Extract the rows from the line with "Patent image size: (710, 739)." up to and including the line with "The breadth 37 is at (152, 418).", and repeat them unchanged.

INFORMATION SUPPLIED
━━━━━━━━━━━━━━━━━━━━━━━━━━━━━━
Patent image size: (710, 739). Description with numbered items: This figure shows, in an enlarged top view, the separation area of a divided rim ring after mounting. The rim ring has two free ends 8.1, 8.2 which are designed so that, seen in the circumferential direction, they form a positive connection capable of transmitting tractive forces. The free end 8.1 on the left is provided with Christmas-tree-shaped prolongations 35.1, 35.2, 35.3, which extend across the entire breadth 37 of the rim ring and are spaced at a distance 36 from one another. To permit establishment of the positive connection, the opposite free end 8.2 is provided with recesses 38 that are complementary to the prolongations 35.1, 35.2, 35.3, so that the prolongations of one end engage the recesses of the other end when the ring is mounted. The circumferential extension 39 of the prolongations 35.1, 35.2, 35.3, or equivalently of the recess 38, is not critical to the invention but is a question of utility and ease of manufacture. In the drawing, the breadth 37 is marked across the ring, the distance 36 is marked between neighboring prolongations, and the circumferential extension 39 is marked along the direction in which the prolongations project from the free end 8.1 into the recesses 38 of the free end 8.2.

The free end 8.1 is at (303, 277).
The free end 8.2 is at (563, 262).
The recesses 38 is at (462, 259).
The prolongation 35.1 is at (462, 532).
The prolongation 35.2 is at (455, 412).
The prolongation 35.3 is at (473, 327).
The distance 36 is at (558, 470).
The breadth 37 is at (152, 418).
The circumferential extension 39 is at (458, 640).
━━━━━━━━━━━━━━━━━━━━━━━━━━━━━━
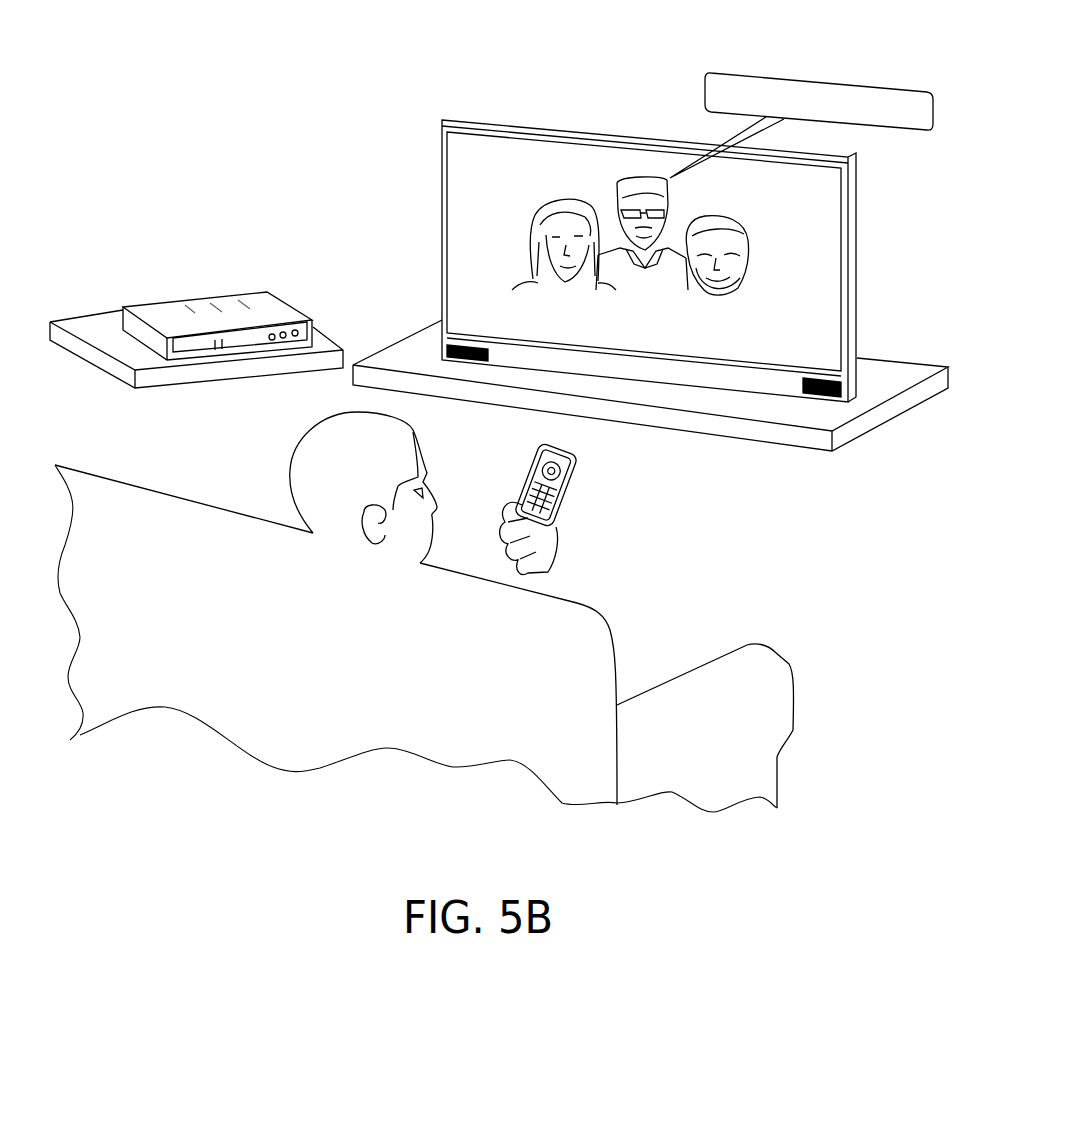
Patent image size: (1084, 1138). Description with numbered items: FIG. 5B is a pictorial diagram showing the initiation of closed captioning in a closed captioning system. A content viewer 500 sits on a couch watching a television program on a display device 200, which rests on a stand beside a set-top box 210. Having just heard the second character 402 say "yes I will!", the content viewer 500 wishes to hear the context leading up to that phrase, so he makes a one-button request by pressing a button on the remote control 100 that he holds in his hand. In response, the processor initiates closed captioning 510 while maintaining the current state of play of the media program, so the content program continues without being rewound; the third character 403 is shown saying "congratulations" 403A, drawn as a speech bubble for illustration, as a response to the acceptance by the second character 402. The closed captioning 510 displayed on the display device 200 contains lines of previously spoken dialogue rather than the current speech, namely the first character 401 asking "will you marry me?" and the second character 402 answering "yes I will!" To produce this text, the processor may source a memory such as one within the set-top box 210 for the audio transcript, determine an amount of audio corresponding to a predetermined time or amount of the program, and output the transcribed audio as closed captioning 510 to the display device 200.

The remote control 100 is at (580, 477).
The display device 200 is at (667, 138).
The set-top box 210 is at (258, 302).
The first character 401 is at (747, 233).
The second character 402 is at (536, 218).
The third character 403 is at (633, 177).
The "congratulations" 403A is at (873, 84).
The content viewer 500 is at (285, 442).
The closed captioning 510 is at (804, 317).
━━━━━━━━━━━━━━━━━━━━━━━━━━━━━━
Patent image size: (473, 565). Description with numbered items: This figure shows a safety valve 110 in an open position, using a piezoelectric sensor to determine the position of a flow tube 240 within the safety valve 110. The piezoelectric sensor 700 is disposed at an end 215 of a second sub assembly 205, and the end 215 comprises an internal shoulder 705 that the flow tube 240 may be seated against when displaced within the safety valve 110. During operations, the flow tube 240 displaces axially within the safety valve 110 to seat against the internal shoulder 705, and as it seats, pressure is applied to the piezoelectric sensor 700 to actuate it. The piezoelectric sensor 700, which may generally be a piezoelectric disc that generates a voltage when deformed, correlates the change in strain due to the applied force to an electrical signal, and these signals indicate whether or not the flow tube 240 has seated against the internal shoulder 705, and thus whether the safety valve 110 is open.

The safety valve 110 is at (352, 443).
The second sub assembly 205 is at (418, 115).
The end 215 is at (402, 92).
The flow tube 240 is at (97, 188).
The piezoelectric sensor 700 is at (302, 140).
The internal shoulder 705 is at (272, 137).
━━━━━━━━━━━━━━━━━━━━━━━━━━━━━━
PROBLEM SOLUTION
Patent image size: (710, 739). Description with numbered items: This figure shows, in an enlarged top view, the separation area of a divided rim ring after mounting. The rim ring has two free ends 8.1, 8.2 which are designed so that, seen in the circumferential direction, they form a positive connection capable of transmitting tractive forces. The free end 8.1 on the left is provided with Christmas-tree-shaped prolongations 35.1, 35.2, 35.3, which extend across the entire breadth 37 of the rim ring and are spaced at a distance 36 from one another. To permit establishment of the positive connection, the opposite free end 8.2 is provided with recesses 38 that are complementary to the prolongations 35.1, 35.2, 35.3, so that the prolongations of one end engage the recesses of the other end when the ring is mounted. The circumferential extension 39 of the prolongations 35.1, 35.2, 35.3, or equivalently of the recess 38, is not critical to the invention but is a question of utility and ease of manufacture. In the drawing, the breadth 37 is marked across the ring, the distance 36 is marked between neighboring prolongations, and the circumferential extension 39 is marked along the direction in which the prolongations project from the free end 8.1 into the recesses 38 of the free end 8.2.

The free end 8.1 is at (303, 277).
The free end 8.2 is at (563, 262).
The recesses 38 is at (462, 259).
The prolongation 35.1 is at (462, 532).
The prolongation 35.2 is at (455, 412).
The prolongation 35.3 is at (473, 327).
The distance 36 is at (558, 470).
The breadth 37 is at (152, 418).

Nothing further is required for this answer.